** Extracted material **

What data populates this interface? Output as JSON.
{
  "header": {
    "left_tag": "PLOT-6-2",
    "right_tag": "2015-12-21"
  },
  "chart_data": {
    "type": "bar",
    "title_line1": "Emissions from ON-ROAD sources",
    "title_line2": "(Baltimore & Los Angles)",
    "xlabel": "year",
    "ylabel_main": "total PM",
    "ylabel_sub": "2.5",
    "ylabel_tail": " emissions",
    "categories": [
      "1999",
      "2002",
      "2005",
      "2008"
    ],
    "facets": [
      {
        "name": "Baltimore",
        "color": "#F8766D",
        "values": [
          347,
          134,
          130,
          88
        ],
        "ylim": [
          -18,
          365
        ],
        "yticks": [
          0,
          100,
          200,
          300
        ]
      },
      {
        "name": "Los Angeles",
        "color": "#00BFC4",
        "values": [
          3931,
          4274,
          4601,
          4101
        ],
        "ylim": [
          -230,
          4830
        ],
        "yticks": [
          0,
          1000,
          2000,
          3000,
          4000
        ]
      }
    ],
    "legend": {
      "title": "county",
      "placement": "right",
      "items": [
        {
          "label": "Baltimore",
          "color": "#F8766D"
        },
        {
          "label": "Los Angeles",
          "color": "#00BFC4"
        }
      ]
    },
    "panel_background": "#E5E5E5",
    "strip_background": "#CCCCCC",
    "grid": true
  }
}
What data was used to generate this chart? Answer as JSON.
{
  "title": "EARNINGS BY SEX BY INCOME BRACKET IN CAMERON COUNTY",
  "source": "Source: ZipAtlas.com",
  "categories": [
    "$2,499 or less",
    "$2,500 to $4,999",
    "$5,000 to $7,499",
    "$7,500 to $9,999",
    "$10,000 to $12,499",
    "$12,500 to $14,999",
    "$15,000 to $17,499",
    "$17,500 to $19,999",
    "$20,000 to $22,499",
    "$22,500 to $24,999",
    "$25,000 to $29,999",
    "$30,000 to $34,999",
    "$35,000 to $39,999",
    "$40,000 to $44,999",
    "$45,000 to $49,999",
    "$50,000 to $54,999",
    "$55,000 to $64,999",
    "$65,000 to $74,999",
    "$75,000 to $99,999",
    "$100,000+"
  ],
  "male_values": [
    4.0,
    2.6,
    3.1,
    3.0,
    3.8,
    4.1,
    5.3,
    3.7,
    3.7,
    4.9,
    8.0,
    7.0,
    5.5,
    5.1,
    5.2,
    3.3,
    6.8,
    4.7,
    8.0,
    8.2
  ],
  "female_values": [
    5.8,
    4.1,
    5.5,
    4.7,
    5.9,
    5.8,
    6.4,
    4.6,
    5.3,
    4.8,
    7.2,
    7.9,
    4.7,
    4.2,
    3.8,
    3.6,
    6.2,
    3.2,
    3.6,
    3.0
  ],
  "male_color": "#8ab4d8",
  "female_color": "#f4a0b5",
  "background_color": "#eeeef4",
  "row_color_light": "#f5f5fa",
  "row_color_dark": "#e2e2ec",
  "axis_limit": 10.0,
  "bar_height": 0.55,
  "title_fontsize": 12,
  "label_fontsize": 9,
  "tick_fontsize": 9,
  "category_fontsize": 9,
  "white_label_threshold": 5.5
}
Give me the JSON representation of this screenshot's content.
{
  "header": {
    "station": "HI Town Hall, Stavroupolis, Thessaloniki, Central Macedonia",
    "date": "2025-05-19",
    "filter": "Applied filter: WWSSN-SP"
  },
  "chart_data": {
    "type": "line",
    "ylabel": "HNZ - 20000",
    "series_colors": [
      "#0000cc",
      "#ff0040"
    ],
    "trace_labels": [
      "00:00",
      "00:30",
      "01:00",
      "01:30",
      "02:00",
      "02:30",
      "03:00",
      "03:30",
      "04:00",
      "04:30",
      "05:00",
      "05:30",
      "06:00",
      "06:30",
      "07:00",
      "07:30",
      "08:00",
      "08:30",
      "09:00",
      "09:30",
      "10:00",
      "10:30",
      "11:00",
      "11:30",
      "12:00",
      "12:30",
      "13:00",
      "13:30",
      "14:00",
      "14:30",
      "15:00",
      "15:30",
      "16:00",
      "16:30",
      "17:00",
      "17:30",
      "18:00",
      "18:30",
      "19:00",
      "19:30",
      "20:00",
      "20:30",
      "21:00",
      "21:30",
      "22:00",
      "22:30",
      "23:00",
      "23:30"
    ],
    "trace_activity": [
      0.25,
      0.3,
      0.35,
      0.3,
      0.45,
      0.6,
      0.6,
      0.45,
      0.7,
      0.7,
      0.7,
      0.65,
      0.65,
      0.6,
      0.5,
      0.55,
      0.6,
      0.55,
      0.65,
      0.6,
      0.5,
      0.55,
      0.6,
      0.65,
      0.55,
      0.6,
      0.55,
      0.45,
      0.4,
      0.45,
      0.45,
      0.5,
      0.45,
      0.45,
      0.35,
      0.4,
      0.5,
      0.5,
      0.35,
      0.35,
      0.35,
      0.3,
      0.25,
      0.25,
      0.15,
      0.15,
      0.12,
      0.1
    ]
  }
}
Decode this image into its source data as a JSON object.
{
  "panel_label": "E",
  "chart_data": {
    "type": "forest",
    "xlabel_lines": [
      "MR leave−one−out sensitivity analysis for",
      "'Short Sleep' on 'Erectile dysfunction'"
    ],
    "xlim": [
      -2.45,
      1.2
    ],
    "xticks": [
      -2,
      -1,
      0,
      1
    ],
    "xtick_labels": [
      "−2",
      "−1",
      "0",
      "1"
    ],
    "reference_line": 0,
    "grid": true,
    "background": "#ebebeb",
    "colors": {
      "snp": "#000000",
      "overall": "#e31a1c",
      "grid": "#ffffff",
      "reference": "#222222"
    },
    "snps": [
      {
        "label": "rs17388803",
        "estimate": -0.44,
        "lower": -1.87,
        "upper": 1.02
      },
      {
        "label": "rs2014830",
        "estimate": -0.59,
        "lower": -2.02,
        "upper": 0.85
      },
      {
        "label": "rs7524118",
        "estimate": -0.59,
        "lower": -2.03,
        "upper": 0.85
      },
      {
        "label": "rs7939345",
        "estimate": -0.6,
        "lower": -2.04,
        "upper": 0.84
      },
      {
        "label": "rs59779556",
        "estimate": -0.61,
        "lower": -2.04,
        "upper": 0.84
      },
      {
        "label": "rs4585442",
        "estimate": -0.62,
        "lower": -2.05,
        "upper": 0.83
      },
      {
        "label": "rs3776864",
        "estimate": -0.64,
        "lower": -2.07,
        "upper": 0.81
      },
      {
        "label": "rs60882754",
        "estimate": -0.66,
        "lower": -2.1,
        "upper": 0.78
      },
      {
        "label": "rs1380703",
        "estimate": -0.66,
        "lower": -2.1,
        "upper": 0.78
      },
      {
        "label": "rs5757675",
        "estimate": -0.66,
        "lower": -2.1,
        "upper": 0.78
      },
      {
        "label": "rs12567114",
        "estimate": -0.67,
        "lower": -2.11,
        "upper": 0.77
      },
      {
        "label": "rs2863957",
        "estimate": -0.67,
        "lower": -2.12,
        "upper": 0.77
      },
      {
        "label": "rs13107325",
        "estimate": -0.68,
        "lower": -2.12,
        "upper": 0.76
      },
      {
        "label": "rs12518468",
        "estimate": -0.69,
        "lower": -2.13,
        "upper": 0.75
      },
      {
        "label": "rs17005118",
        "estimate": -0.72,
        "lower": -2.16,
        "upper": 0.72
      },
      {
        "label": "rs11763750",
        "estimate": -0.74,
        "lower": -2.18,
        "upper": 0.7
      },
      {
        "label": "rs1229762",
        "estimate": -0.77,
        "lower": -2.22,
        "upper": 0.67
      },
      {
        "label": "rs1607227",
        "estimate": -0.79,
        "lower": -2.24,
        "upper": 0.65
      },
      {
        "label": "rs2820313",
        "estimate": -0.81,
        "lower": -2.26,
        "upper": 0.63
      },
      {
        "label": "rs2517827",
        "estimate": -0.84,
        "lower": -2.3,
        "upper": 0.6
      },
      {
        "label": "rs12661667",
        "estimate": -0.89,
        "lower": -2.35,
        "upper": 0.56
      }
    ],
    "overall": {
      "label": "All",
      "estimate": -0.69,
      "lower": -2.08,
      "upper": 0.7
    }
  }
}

** What is required **
Each line with the string "this" in it needs to be found and copied.

** Completed task **
What data populates this interface? Output as JSON.
What data was used to generate this chart? Answer as JSON.
Give me the JSON representation of this screenshot's content.
Decode this image into its source data as a JSON object.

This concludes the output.